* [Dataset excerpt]
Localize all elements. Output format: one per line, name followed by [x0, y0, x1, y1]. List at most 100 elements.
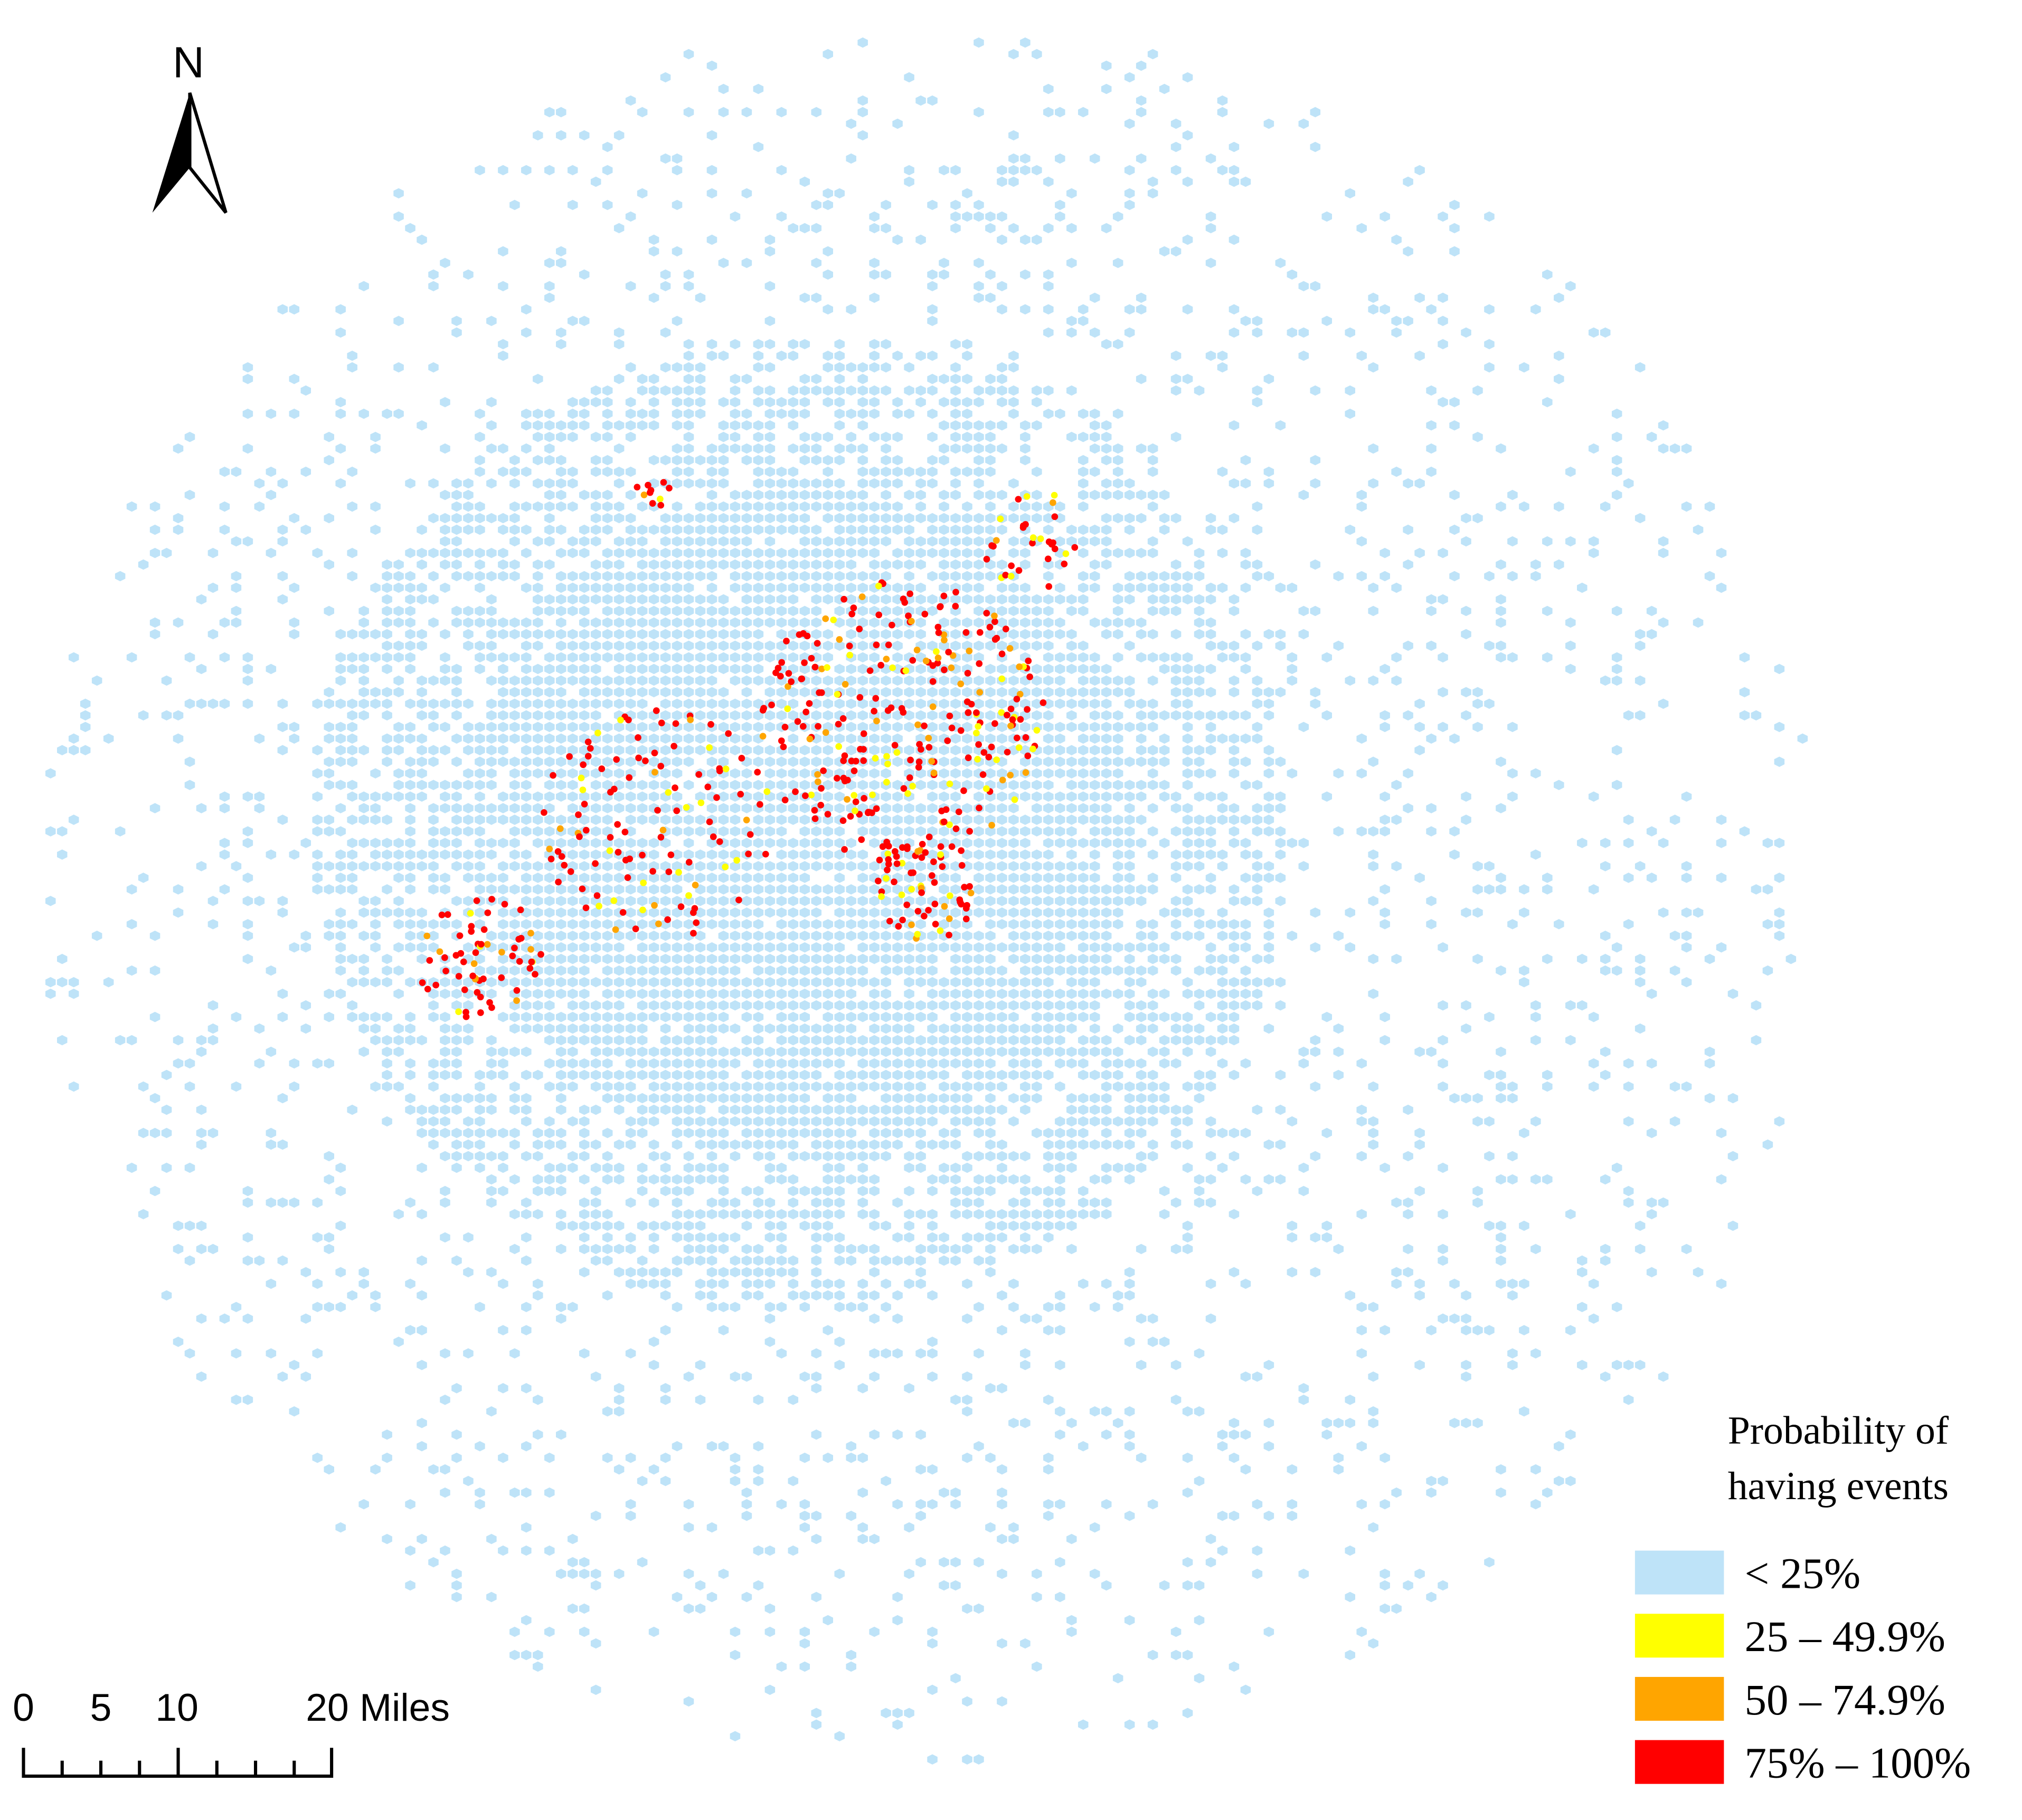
event-dot [891, 848, 899, 855]
event-dot [798, 675, 806, 683]
event-dot [607, 789, 614, 796]
event-dot [1029, 539, 1036, 547]
event-dot [665, 789, 672, 796]
event-dot [925, 734, 932, 742]
event-dot [760, 705, 768, 712]
event-dot [759, 733, 767, 740]
event-dot [659, 827, 667, 833]
event-dot [921, 611, 929, 618]
event-dot [937, 927, 944, 934]
event-dot [587, 745, 594, 752]
event-dot [852, 757, 859, 765]
event-dot [931, 900, 939, 907]
legend-title: having events [1728, 1464, 1949, 1508]
event-dot [1015, 744, 1023, 751]
event-dot [796, 631, 803, 638]
event-dot [852, 798, 859, 805]
event-dot [914, 848, 921, 855]
event-dot [1062, 550, 1070, 557]
event-dot [651, 902, 658, 909]
event-dot [925, 907, 932, 914]
event-dot [783, 638, 790, 644]
event-dot [444, 911, 451, 918]
event-dot [777, 672, 784, 680]
event-dot [615, 849, 622, 856]
event-dot [657, 763, 665, 770]
event-dot [904, 845, 911, 852]
event-dot [957, 680, 965, 687]
event-dot [1007, 722, 1014, 729]
event-dot [846, 651, 854, 659]
event-dot [913, 647, 921, 653]
event-dot [646, 489, 654, 496]
event-dot [683, 804, 690, 811]
event-dot [785, 683, 791, 690]
event-dot [757, 801, 763, 808]
event-dot [856, 625, 863, 632]
event-dot [546, 846, 553, 852]
event-dot [455, 973, 462, 980]
event-dot [958, 847, 965, 854]
event-dot [903, 901, 911, 908]
event-dot [484, 941, 491, 948]
event-dot [526, 965, 534, 972]
event-dot [930, 770, 938, 776]
event-dot [955, 808, 962, 816]
event-dot [814, 640, 821, 647]
event-dot [607, 834, 614, 841]
event-dot [958, 862, 966, 869]
event-dot [808, 655, 815, 662]
event-dot [818, 785, 825, 792]
event-dot [472, 949, 479, 956]
event-dot [979, 771, 987, 778]
event-dot [873, 717, 880, 725]
event-dot [842, 778, 848, 784]
event-dot [527, 946, 534, 953]
event-dot [988, 743, 995, 751]
event-dot [918, 854, 925, 861]
event-dot [1011, 796, 1018, 803]
legend-label: 75% – 100% [1744, 1738, 1971, 1787]
event-dot [554, 848, 562, 855]
event-dot [930, 858, 937, 865]
event-dot [555, 878, 562, 886]
event-dot [869, 791, 876, 799]
event-dot [946, 932, 952, 939]
event-dot [811, 807, 818, 814]
event-dot [785, 670, 792, 677]
event-dot [622, 857, 629, 864]
event-dot [937, 603, 944, 610]
event-dot [915, 759, 923, 765]
event-dot [885, 860, 892, 868]
event-dot [584, 738, 592, 745]
event-dot [908, 886, 915, 893]
event-dot [768, 702, 775, 708]
event-dot [964, 670, 971, 677]
event-dot [532, 971, 538, 978]
event-dot [858, 836, 865, 843]
event-dot [860, 746, 867, 753]
event-dot [914, 931, 921, 938]
event-dot [914, 721, 921, 728]
event-dot [474, 989, 481, 996]
event-dot [710, 833, 717, 840]
event-dot [621, 828, 629, 836]
event-dot [722, 765, 730, 773]
event-dot [921, 913, 928, 920]
event-dot [937, 851, 944, 858]
event-dot [745, 850, 752, 858]
event-dot [658, 719, 665, 726]
event-dot [584, 753, 592, 760]
event-dot [988, 822, 995, 829]
event-dot [498, 974, 505, 981]
event-dot [991, 720, 998, 727]
event-dot [1016, 690, 1024, 698]
event-dot [1023, 493, 1031, 500]
event-dot [975, 723, 982, 730]
event-dot [778, 737, 785, 744]
event-dot [582, 904, 590, 912]
event-dot [883, 838, 890, 846]
event-dot [940, 631, 948, 638]
event-dot [872, 695, 880, 702]
event-dot [639, 906, 646, 914]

* [Short problem] Rewrite the material above, swapping "Localize" for "Detect" and keeping everything else the same. Omit the pictures from your version.

* [Complete output]
Detect all elements. Output format: one per line, name followed by [x0, y0, x1, y1]. List at most 100 elements.
event-dot [891, 848, 899, 855]
event-dot [798, 675, 806, 683]
event-dot [607, 789, 614, 796]
event-dot [1029, 539, 1036, 547]
event-dot [665, 789, 672, 796]
event-dot [925, 734, 932, 742]
event-dot [760, 705, 768, 712]
event-dot [759, 733, 767, 740]
event-dot [659, 827, 667, 833]
event-dot [921, 611, 929, 618]
event-dot [937, 927, 944, 934]
event-dot [587, 745, 594, 752]
event-dot [852, 757, 859, 765]
event-dot [931, 900, 939, 907]
legend-title: having events [1728, 1464, 1949, 1508]
event-dot [1015, 744, 1023, 751]
event-dot [796, 631, 803, 638]
event-dot [852, 798, 859, 805]
event-dot [914, 848, 921, 855]
event-dot [1062, 550, 1070, 557]
event-dot [651, 902, 658, 909]
event-dot [925, 907, 932, 914]
event-dot [783, 638, 790, 644]
event-dot [444, 911, 451, 918]
event-dot [777, 672, 784, 680]
event-dot [615, 849, 622, 856]
event-dot [657, 763, 665, 770]
event-dot [904, 845, 911, 852]
event-dot [957, 680, 965, 687]
event-dot [1007, 722, 1014, 729]
event-dot [846, 651, 854, 659]
event-dot [913, 647, 921, 653]
event-dot [646, 489, 654, 496]
event-dot [683, 804, 690, 811]
event-dot [785, 683, 791, 690]
event-dot [757, 801, 763, 808]
event-dot [856, 625, 863, 632]
event-dot [546, 846, 553, 852]
event-dot [455, 973, 462, 980]
event-dot [958, 847, 965, 854]
event-dot [903, 901, 911, 908]
event-dot [484, 941, 491, 948]
event-dot [526, 965, 534, 972]
event-dot [930, 770, 938, 776]
event-dot [955, 808, 962, 816]
event-dot [814, 640, 821, 647]
event-dot [607, 834, 614, 841]
event-dot [958, 862, 966, 869]
event-dot [808, 655, 815, 662]
event-dot [818, 785, 825, 792]
event-dot [472, 949, 479, 956]
event-dot [979, 771, 987, 778]
event-dot [873, 717, 880, 725]
event-dot [842, 778, 848, 784]
event-dot [527, 946, 534, 953]
event-dot [988, 743, 995, 751]
event-dot [918, 854, 925, 861]
event-dot [1011, 796, 1018, 803]
legend-label: 75% – 100% [1744, 1738, 1971, 1787]
event-dot [554, 848, 562, 855]
event-dot [930, 858, 937, 865]
event-dot [555, 878, 562, 886]
event-dot [869, 791, 876, 799]
event-dot [946, 932, 952, 939]
event-dot [811, 807, 818, 814]
event-dot [785, 670, 792, 677]
event-dot [622, 857, 629, 864]
event-dot [937, 603, 944, 610]
event-dot [915, 759, 923, 765]
event-dot [885, 860, 892, 868]
event-dot [584, 738, 592, 745]
event-dot [908, 886, 915, 893]
event-dot [768, 702, 775, 708]
event-dot [964, 670, 971, 677]
event-dot [532, 971, 538, 978]
event-dot [858, 836, 865, 843]
event-dot [860, 746, 867, 753]
event-dot [914, 931, 921, 938]
event-dot [914, 721, 921, 728]
event-dot [474, 989, 481, 996]
event-dot [710, 833, 717, 840]
event-dot [621, 828, 629, 836]
event-dot [722, 765, 730, 773]
event-dot [921, 913, 928, 920]
event-dot [937, 851, 944, 858]
event-dot [745, 850, 752, 858]
event-dot [658, 719, 665, 726]
event-dot [584, 753, 592, 760]
event-dot [988, 822, 995, 829]
event-dot [498, 974, 505, 981]
event-dot [991, 720, 998, 727]
event-dot [1016, 690, 1024, 698]
event-dot [1023, 493, 1031, 500]
event-dot [975, 723, 982, 730]
event-dot [778, 737, 785, 744]
event-dot [582, 904, 590, 912]
event-dot [883, 838, 890, 846]
event-dot [940, 631, 948, 638]
event-dot [872, 695, 880, 702]
event-dot [639, 906, 646, 914]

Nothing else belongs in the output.